━━━━━ RECORDS PROVIDED

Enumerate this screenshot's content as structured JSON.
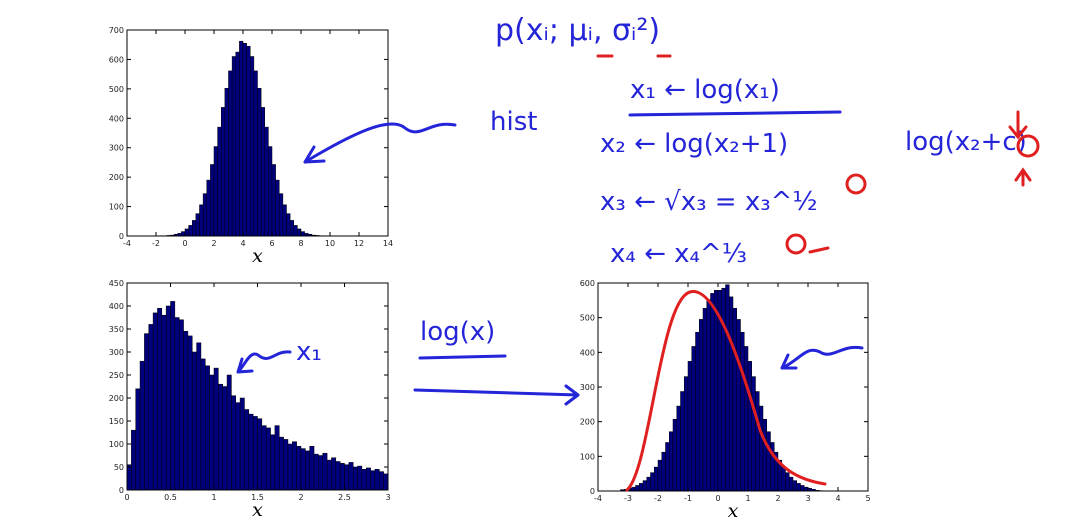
{
  "chart_data": [
    {
      "type": "histogram",
      "color": "#00007f",
      "x_label": "x",
      "xlim": [
        -4,
        14
      ],
      "xticks": [
        -4,
        -2,
        0,
        2,
        4,
        6,
        8,
        10,
        12,
        14
      ],
      "ylim": [
        0,
        700
      ],
      "yticks": [
        0,
        100,
        200,
        300,
        400,
        500,
        600,
        700
      ],
      "bins": [
        -2,
        -1.75,
        -1.5,
        -1.25,
        -1,
        -0.75,
        -0.5,
        -0.25,
        0,
        0.25,
        0.5,
        0.75,
        1,
        1.25,
        1.5,
        1.75,
        2,
        2.25,
        2.5,
        2.75,
        3,
        3.25,
        3.5,
        3.75,
        4,
        4.25,
        4.5,
        4.75,
        5,
        5.25,
        5.5,
        5.75,
        6,
        6.25,
        6.5,
        6.75,
        7,
        7.25,
        7.5,
        7.75,
        8,
        8.25,
        8.5,
        8.75,
        9,
        9.25,
        9.5,
        9.75,
        10
      ],
      "values": [
        0,
        1,
        1,
        2,
        3,
        6,
        9,
        15,
        24,
        36,
        53,
        76,
        106,
        144,
        190,
        243,
        304,
        370,
        437,
        502,
        561,
        610,
        625,
        662,
        655,
        645,
        610,
        561,
        502,
        437,
        370,
        304,
        243,
        190,
        144,
        106,
        76,
        53,
        36,
        24,
        15,
        9,
        6,
        3,
        2,
        1,
        1,
        0
      ]
    },
    {
      "type": "histogram",
      "color": "#00007f",
      "x_label": "x",
      "xlim": [
        0,
        3
      ],
      "xticks": [
        0,
        0.5,
        1,
        1.5,
        2,
        2.5,
        3
      ],
      "ylim": [
        0,
        450
      ],
      "yticks": [
        0,
        50,
        100,
        150,
        200,
        250,
        300,
        350,
        400,
        450
      ],
      "bins": [
        0,
        0.05,
        0.1,
        0.15,
        0.2,
        0.25,
        0.3,
        0.35,
        0.4,
        0.45,
        0.5,
        0.55,
        0.6,
        0.65,
        0.7,
        0.75,
        0.8,
        0.85,
        0.9,
        0.95,
        1,
        1.05,
        1.1,
        1.15,
        1.2,
        1.25,
        1.3,
        1.35,
        1.4,
        1.45,
        1.5,
        1.55,
        1.6,
        1.65,
        1.7,
        1.75,
        1.8,
        1.85,
        1.9,
        1.95,
        2,
        2.05,
        2.1,
        2.15,
        2.2,
        2.25,
        2.3,
        2.35,
        2.4,
        2.45,
        2.5,
        2.55,
        2.6,
        2.65,
        2.7,
        2.75,
        2.8,
        2.85,
        2.9,
        2.95,
        3
      ],
      "values": [
        55,
        130,
        220,
        280,
        340,
        360,
        385,
        395,
        380,
        400,
        410,
        375,
        370,
        345,
        335,
        300,
        320,
        285,
        270,
        250,
        265,
        230,
        225,
        250,
        205,
        190,
        200,
        175,
        165,
        160,
        155,
        140,
        135,
        120,
        140,
        115,
        110,
        100,
        105,
        95,
        90,
        85,
        95,
        78,
        75,
        80,
        65,
        70,
        62,
        58,
        55,
        60,
        50,
        52,
        45,
        48,
        42,
        45,
        40,
        35
      ]
    },
    {
      "type": "histogram",
      "color": "#00007f",
      "x_label": "x",
      "xlim": [
        -4,
        5
      ],
      "xticks": [
        -4,
        -3,
        -2,
        -1,
        0,
        1,
        2,
        3,
        4,
        5
      ],
      "ylim": [
        0,
        600
      ],
      "yticks": [
        0,
        100,
        200,
        300,
        400,
        500,
        600
      ],
      "bins": [
        -3.25,
        -3.125,
        -3,
        -2.875,
        -2.75,
        -2.625,
        -2.5,
        -2.375,
        -2.25,
        -2.125,
        -2,
        -1.875,
        -1.75,
        -1.625,
        -1.5,
        -1.375,
        -1.25,
        -1.125,
        -1,
        -0.875,
        -0.75,
        -0.625,
        -0.5,
        -0.375,
        -0.25,
        -0.125,
        0,
        0.125,
        0.25,
        0.375,
        0.5,
        0.625,
        0.75,
        0.875,
        1,
        1.125,
        1.25,
        1.375,
        1.5,
        1.625,
        1.75,
        1.875,
        2,
        2.125,
        2.25,
        2.375,
        2.5,
        2.625,
        2.75,
        2.875,
        3,
        3.125,
        3.25,
        3.375,
        3.5
      ],
      "values": [
        4,
        5,
        8,
        11,
        16,
        22,
        30,
        40,
        53,
        69,
        89,
        112,
        140,
        171,
        207,
        245,
        287,
        330,
        374,
        417,
        458,
        495,
        527,
        552,
        570,
        579,
        579,
        585,
        595,
        560,
        527,
        495,
        458,
        417,
        374,
        330,
        287,
        245,
        207,
        171,
        140,
        112,
        89,
        69,
        53,
        40,
        30,
        22,
        16,
        11,
        8,
        5,
        2,
        1
      ]
    }
  ],
  "annotations": {
    "hist": "hist",
    "x1": "x₁",
    "log_x": "log(x)",
    "density": "p(xᵢ; μᵢ, σᵢ²)",
    "t1": "x₁ ← log(x₁)",
    "t2": "x₂ ← log(x₂+1)",
    "t3": "x₃ ← √x₃ = x₃^½",
    "t4": "x₄ ← x₄^⅓",
    "t5": "log(x₂+c)"
  }
}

━━━━━━━━━━

▶ [YOUR OBJECTIVE] Reproduce each entry precisely. Leave the pictures out.

▶ [FINAL RESULT]
Enumerate this screenshot's content as structured JSON.
{
  "chart_data": [
    {
      "type": "histogram",
      "color": "#00007f",
      "x_label": "x",
      "xlim": [
        -4,
        14
      ],
      "xticks": [
        -4,
        -2,
        0,
        2,
        4,
        6,
        8,
        10,
        12,
        14
      ],
      "ylim": [
        0,
        700
      ],
      "yticks": [
        0,
        100,
        200,
        300,
        400,
        500,
        600,
        700
      ],
      "bins": [
        -2,
        -1.75,
        -1.5,
        -1.25,
        -1,
        -0.75,
        -0.5,
        -0.25,
        0,
        0.25,
        0.5,
        0.75,
        1,
        1.25,
        1.5,
        1.75,
        2,
        2.25,
        2.5,
        2.75,
        3,
        3.25,
        3.5,
        3.75,
        4,
        4.25,
        4.5,
        4.75,
        5,
        5.25,
        5.5,
        5.75,
        6,
        6.25,
        6.5,
        6.75,
        7,
        7.25,
        7.5,
        7.75,
        8,
        8.25,
        8.5,
        8.75,
        9,
        9.25,
        9.5,
        9.75,
        10
      ],
      "values": [
        0,
        1,
        1,
        2,
        3,
        6,
        9,
        15,
        24,
        36,
        53,
        76,
        106,
        144,
        190,
        243,
        304,
        370,
        437,
        502,
        561,
        610,
        625,
        662,
        655,
        645,
        610,
        561,
        502,
        437,
        370,
        304,
        243,
        190,
        144,
        106,
        76,
        53,
        36,
        24,
        15,
        9,
        6,
        3,
        2,
        1,
        1,
        0
      ]
    },
    {
      "type": "histogram",
      "color": "#00007f",
      "x_label": "x",
      "xlim": [
        0,
        3
      ],
      "xticks": [
        0,
        0.5,
        1,
        1.5,
        2,
        2.5,
        3
      ],
      "ylim": [
        0,
        450
      ],
      "yticks": [
        0,
        50,
        100,
        150,
        200,
        250,
        300,
        350,
        400,
        450
      ],
      "bins": [
        0,
        0.05,
        0.1,
        0.15,
        0.2,
        0.25,
        0.3,
        0.35,
        0.4,
        0.45,
        0.5,
        0.55,
        0.6,
        0.65,
        0.7,
        0.75,
        0.8,
        0.85,
        0.9,
        0.95,
        1,
        1.05,
        1.1,
        1.15,
        1.2,
        1.25,
        1.3,
        1.35,
        1.4,
        1.45,
        1.5,
        1.55,
        1.6,
        1.65,
        1.7,
        1.75,
        1.8,
        1.85,
        1.9,
        1.95,
        2,
        2.05,
        2.1,
        2.15,
        2.2,
        2.25,
        2.3,
        2.35,
        2.4,
        2.45,
        2.5,
        2.55,
        2.6,
        2.65,
        2.7,
        2.75,
        2.8,
        2.85,
        2.9,
        2.95,
        3
      ],
      "values": [
        55,
        130,
        220,
        280,
        340,
        360,
        385,
        395,
        380,
        400,
        410,
        375,
        370,
        345,
        335,
        300,
        320,
        285,
        270,
        250,
        265,
        230,
        225,
        250,
        205,
        190,
        200,
        175,
        165,
        160,
        155,
        140,
        135,
        120,
        140,
        115,
        110,
        100,
        105,
        95,
        90,
        85,
        95,
        78,
        75,
        80,
        65,
        70,
        62,
        58,
        55,
        60,
        50,
        52,
        45,
        48,
        42,
        45,
        40,
        35
      ]
    },
    {
      "type": "histogram",
      "color": "#00007f",
      "x_label": "x",
      "xlim": [
        -4,
        5
      ],
      "xticks": [
        -4,
        -3,
        -2,
        -1,
        0,
        1,
        2,
        3,
        4,
        5
      ],
      "ylim": [
        0,
        600
      ],
      "yticks": [
        0,
        100,
        200,
        300,
        400,
        500,
        600
      ],
      "bins": [
        -3.25,
        -3.125,
        -3,
        -2.875,
        -2.75,
        -2.625,
        -2.5,
        -2.375,
        -2.25,
        -2.125,
        -2,
        -1.875,
        -1.75,
        -1.625,
        -1.5,
        -1.375,
        -1.25,
        -1.125,
        -1,
        -0.875,
        -0.75,
        -0.625,
        -0.5,
        -0.375,
        -0.25,
        -0.125,
        0,
        0.125,
        0.25,
        0.375,
        0.5,
        0.625,
        0.75,
        0.875,
        1,
        1.125,
        1.25,
        1.375,
        1.5,
        1.625,
        1.75,
        1.875,
        2,
        2.125,
        2.25,
        2.375,
        2.5,
        2.625,
        2.75,
        2.875,
        3,
        3.125,
        3.25,
        3.375,
        3.5
      ],
      "values": [
        4,
        5,
        8,
        11,
        16,
        22,
        30,
        40,
        53,
        69,
        89,
        112,
        140,
        171,
        207,
        245,
        287,
        330,
        374,
        417,
        458,
        495,
        527,
        552,
        570,
        579,
        579,
        585,
        595,
        560,
        527,
        495,
        458,
        417,
        374,
        330,
        287,
        245,
        207,
        171,
        140,
        112,
        89,
        69,
        53,
        40,
        30,
        22,
        16,
        11,
        8,
        5,
        2,
        1
      ]
    }
  ],
  "annotations": {
    "hist": "hist",
    "x1": "x₁",
    "log_x": "log(x)",
    "density": "p(xᵢ; μᵢ, σᵢ²)",
    "t1": "x₁ ← log(x₁)",
    "t2": "x₂ ← log(x₂+1)",
    "t3": "x₃ ← √x₃ = x₃^½",
    "t4": "x₄ ← x₄^⅓",
    "t5": "log(x₂+c)"
  }
}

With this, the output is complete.